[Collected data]
════

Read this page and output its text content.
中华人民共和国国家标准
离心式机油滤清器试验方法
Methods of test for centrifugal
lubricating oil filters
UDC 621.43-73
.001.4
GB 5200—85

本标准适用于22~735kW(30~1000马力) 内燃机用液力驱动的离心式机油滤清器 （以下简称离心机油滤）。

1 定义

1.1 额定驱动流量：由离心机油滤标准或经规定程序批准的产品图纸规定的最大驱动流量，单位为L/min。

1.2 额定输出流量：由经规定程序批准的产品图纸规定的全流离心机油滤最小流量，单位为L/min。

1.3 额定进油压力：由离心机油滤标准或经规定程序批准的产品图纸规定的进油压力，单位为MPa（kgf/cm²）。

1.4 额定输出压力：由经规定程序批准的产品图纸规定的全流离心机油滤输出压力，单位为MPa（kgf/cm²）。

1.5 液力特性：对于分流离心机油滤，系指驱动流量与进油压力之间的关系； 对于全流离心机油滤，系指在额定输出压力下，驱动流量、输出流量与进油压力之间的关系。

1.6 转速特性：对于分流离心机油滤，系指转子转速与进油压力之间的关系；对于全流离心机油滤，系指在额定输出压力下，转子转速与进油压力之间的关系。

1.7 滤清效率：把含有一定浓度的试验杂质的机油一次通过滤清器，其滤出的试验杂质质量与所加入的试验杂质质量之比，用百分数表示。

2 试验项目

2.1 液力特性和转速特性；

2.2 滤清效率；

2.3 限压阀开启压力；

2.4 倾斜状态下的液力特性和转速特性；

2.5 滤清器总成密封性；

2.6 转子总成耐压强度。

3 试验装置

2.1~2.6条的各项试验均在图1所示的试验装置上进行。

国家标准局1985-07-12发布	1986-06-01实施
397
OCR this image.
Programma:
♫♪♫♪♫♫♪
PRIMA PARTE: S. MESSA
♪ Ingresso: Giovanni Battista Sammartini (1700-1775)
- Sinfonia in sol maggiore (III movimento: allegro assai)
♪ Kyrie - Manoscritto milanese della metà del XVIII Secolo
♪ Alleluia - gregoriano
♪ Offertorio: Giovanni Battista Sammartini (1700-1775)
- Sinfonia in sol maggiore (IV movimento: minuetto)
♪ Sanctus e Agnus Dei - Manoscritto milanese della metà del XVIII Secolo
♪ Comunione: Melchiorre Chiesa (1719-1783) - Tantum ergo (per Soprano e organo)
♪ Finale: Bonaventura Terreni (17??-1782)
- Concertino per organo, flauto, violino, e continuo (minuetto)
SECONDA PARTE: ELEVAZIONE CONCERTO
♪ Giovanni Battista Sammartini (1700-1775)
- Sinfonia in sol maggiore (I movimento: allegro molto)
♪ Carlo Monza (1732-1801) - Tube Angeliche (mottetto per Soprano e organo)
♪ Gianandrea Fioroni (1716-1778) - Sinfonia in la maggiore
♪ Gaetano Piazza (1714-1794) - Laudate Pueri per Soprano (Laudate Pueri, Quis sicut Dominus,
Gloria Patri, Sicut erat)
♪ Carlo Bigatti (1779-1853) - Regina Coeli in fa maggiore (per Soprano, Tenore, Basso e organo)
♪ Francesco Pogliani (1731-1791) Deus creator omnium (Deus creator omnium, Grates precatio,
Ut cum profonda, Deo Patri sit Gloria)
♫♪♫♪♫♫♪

════

WHAT IS REQUIRED:
Copy out every line holding the string "单位为L".

PROBLEM SOLUTION:
1.1 额定驱动流量：由离心机油滤标准或经规定程序批准的产品图纸规定的最大驱动流量，单位为L/min。
1.2 额定输出流量：由经规定程序批准的产品图纸规定的全流离心机油滤最小流量，单位为L/min。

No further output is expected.